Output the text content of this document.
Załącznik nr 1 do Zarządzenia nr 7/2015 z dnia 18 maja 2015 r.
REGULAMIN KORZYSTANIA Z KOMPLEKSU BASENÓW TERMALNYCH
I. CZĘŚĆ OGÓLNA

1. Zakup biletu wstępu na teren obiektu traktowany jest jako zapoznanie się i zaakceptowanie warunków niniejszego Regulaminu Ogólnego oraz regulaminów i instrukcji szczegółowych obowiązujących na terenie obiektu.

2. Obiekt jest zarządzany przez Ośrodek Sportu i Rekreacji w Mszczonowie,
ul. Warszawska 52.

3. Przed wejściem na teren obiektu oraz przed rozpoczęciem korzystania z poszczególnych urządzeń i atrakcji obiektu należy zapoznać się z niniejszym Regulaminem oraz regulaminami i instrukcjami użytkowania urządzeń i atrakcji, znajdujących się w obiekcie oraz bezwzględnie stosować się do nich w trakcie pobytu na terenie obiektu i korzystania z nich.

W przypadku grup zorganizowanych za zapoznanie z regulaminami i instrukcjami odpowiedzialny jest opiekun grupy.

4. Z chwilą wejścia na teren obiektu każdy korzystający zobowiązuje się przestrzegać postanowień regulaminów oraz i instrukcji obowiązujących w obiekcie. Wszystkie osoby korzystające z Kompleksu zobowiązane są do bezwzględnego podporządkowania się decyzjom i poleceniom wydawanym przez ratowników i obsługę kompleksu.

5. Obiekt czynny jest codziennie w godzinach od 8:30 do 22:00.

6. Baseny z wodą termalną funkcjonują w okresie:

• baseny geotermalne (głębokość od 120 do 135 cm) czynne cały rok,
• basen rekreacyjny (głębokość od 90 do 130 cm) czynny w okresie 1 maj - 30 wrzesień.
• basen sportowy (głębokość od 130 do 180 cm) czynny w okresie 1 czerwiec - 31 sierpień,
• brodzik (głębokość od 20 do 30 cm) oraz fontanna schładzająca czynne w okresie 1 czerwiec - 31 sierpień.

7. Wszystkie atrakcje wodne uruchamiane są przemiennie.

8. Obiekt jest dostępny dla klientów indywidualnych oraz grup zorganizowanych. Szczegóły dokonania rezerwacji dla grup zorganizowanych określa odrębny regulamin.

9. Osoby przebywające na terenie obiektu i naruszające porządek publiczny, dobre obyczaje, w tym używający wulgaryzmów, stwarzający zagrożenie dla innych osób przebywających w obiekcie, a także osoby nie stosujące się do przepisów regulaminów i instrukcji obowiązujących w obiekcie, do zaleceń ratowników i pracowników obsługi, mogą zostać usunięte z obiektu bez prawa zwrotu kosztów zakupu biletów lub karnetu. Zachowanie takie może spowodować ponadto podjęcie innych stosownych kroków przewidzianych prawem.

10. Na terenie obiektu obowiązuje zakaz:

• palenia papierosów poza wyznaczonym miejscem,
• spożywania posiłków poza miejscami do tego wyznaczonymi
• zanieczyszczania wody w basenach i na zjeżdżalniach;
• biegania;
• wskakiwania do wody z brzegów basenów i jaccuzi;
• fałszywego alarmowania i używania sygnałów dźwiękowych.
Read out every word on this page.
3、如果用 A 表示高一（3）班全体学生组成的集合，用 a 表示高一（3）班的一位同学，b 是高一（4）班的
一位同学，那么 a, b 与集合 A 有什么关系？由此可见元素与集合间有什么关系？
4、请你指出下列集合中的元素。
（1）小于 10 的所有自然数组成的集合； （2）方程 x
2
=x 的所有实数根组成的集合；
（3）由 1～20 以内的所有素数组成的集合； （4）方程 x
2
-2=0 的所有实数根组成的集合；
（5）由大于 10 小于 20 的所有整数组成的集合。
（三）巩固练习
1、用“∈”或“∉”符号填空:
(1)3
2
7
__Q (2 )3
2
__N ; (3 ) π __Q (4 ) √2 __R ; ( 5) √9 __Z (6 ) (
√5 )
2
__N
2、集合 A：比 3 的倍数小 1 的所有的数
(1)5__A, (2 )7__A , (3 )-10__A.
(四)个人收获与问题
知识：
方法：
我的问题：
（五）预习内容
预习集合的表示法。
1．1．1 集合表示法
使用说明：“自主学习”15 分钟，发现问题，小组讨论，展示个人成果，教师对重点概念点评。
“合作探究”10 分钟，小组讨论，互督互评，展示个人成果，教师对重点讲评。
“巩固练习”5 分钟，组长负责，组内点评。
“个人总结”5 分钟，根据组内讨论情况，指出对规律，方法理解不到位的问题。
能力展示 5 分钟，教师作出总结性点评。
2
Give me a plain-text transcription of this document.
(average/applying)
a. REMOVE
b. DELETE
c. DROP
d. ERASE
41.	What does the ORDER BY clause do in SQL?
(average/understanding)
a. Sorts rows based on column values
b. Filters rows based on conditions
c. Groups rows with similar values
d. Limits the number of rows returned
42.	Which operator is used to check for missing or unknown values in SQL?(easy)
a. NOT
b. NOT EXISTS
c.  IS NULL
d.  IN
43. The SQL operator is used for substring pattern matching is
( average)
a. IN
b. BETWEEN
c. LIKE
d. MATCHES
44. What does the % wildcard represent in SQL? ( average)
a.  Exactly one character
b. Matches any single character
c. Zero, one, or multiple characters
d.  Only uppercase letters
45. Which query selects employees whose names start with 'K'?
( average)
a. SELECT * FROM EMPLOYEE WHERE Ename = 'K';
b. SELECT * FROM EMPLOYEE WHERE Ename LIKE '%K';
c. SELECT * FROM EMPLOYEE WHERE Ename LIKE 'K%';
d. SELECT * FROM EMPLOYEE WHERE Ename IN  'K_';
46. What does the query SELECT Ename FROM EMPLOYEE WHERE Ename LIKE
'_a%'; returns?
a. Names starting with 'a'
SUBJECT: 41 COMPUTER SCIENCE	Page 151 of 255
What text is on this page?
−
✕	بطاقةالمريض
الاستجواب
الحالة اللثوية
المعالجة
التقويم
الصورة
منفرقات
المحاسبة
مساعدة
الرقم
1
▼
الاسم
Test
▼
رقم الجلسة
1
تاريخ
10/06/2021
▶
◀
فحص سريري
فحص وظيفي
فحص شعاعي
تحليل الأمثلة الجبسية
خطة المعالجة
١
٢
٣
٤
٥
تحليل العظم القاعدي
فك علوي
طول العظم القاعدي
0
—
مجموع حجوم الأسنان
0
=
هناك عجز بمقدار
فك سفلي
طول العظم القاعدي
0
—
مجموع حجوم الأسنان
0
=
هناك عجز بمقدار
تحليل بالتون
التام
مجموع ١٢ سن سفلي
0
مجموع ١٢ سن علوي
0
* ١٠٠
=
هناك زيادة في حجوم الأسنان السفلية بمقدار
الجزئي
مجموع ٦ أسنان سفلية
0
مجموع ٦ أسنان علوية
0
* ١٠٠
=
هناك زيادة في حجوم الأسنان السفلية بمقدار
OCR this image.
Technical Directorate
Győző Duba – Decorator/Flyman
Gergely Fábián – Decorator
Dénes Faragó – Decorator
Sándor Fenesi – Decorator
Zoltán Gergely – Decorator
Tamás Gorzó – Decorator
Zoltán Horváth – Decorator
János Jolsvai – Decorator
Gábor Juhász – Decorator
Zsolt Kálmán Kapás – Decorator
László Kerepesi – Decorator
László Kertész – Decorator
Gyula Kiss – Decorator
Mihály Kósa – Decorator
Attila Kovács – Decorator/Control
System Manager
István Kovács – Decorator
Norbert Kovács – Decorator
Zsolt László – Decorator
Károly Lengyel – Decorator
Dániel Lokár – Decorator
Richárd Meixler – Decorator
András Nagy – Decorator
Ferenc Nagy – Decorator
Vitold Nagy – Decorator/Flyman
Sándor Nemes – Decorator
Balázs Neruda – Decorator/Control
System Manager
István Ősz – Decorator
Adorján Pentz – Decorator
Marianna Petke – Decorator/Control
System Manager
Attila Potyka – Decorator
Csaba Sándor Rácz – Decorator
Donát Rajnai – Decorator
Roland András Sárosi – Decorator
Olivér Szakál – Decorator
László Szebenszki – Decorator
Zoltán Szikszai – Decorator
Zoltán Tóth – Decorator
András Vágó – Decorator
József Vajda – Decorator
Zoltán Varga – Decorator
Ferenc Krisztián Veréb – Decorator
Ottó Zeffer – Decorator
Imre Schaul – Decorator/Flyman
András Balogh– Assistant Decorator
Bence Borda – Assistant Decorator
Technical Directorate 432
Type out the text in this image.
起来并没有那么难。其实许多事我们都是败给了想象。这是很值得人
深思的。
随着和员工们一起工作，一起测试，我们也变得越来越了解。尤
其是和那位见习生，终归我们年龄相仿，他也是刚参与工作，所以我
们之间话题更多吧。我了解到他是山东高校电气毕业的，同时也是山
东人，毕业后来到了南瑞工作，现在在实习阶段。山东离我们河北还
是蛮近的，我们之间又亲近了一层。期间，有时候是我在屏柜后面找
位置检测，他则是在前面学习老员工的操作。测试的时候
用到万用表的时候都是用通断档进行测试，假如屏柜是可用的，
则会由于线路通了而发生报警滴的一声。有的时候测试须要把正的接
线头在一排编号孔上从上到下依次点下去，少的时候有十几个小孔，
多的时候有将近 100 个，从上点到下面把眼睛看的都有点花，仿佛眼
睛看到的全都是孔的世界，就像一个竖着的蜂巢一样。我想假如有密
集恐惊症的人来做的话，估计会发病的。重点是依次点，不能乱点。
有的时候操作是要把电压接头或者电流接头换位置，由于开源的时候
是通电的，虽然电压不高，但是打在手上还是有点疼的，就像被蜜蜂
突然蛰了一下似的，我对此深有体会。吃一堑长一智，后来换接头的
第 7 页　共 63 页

= = =

» WHAT TO PRODUCE: Return each line in the records that holds the string "czerwiec".

» FINAL RESULT:
• basen sportowy (głębokość od 130 do 180 cm) czynny w okresie 1 czerwiec - 31 sierpień,
• brodzik (głębokość od 20 do 30 cm) oraz fontanna schładzająca czynne w okresie 1 czerwiec - 31 sierpień.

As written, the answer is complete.